• **Collected data**:
────────────────

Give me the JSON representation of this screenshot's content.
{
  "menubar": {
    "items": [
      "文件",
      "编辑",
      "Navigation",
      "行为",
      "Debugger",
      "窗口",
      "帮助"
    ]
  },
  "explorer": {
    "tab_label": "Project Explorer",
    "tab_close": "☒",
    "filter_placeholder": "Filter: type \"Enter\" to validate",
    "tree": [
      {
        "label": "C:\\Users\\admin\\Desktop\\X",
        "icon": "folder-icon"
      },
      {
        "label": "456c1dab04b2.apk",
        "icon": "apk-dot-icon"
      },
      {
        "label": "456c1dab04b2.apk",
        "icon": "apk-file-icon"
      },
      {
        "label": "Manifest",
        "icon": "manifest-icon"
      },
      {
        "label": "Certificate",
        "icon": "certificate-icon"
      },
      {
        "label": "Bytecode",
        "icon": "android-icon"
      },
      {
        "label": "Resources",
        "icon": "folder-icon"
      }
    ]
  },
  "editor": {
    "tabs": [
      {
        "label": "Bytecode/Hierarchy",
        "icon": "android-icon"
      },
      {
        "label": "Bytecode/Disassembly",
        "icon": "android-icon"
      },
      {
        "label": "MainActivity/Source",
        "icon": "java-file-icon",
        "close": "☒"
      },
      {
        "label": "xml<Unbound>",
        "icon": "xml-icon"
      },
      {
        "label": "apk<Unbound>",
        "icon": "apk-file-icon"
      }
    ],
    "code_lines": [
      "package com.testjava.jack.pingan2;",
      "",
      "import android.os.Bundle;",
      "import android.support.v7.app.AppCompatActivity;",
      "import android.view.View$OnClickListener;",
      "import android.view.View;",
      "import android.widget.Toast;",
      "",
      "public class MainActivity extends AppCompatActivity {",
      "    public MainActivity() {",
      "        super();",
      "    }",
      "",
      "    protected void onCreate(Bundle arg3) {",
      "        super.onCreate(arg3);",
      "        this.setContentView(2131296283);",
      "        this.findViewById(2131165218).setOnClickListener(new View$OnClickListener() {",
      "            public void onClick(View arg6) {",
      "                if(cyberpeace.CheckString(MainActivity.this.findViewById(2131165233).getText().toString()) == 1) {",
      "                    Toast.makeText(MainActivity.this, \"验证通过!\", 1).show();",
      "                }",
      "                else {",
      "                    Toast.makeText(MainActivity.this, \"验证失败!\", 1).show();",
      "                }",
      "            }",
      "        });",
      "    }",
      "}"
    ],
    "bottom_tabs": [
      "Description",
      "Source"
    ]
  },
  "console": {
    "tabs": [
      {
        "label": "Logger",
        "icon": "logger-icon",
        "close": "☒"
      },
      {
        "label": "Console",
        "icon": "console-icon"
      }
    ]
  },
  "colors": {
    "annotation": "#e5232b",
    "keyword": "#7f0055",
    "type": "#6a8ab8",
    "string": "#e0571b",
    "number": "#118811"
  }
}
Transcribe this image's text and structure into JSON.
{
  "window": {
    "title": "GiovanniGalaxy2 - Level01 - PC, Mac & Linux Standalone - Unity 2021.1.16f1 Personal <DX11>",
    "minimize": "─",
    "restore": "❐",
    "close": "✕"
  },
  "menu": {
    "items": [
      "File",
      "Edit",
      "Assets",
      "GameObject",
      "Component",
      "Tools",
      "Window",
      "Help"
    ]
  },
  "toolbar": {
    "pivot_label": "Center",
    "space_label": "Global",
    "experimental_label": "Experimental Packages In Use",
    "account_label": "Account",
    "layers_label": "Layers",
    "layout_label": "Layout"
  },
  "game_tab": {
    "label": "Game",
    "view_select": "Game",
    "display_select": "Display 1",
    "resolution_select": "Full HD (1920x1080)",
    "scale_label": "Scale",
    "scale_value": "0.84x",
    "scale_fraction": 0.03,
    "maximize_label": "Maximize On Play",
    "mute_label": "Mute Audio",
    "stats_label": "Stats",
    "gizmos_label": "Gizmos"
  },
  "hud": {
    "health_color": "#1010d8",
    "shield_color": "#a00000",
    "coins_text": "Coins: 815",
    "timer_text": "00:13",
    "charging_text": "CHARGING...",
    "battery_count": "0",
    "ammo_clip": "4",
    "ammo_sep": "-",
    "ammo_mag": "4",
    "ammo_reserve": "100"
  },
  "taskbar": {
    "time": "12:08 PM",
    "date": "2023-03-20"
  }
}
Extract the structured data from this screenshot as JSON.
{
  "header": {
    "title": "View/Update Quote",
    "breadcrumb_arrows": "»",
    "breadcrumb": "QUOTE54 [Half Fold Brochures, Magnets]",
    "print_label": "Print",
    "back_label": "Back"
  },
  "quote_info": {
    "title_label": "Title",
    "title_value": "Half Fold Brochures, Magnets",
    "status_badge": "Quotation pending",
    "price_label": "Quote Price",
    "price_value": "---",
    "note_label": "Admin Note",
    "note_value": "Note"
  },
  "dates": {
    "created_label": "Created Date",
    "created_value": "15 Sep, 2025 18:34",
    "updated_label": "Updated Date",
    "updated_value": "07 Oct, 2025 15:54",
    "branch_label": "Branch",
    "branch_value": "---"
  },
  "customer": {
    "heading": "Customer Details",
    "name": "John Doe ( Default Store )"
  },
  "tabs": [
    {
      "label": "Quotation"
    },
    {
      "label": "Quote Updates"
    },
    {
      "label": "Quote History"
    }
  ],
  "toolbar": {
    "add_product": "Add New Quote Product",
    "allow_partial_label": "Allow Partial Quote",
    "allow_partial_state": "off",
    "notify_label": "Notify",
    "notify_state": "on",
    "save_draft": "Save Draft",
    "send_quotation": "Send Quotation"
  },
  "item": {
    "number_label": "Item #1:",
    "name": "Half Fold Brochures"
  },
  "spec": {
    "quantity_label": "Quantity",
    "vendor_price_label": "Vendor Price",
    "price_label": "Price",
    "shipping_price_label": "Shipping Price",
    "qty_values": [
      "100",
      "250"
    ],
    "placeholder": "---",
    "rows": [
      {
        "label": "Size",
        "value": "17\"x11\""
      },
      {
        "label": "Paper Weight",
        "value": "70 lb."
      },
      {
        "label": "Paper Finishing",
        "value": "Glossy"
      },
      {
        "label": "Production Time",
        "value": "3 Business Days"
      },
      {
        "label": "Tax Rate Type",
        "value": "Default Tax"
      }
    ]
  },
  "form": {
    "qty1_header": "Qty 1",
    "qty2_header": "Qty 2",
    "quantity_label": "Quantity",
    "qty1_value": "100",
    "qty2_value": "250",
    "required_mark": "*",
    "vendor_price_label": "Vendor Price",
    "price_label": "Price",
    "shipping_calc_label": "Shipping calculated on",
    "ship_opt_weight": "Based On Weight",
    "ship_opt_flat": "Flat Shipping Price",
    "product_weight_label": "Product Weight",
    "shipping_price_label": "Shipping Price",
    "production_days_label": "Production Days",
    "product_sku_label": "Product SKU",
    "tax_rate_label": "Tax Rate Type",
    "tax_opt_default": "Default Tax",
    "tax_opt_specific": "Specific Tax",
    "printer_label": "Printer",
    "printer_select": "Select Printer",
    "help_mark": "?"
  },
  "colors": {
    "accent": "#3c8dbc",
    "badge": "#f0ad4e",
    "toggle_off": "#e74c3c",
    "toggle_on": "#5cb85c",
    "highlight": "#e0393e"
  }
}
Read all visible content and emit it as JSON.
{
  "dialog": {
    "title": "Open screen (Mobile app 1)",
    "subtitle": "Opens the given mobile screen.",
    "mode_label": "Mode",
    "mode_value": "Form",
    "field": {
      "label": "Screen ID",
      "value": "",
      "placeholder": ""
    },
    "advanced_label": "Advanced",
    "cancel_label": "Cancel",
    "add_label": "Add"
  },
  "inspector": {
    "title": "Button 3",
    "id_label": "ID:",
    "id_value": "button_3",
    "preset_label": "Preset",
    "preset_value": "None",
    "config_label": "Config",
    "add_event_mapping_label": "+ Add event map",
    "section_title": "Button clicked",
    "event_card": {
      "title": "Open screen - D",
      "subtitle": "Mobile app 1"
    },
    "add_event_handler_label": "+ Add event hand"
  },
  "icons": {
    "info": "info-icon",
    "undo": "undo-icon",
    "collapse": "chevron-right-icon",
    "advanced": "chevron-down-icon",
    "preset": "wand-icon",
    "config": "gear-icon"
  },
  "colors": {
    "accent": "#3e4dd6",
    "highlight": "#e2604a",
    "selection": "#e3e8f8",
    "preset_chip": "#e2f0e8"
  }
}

────────────────

• **What is needed**:
Only the number is wanted: how many lines of the data contain the word "import"?

• **Answer to the problem**:
5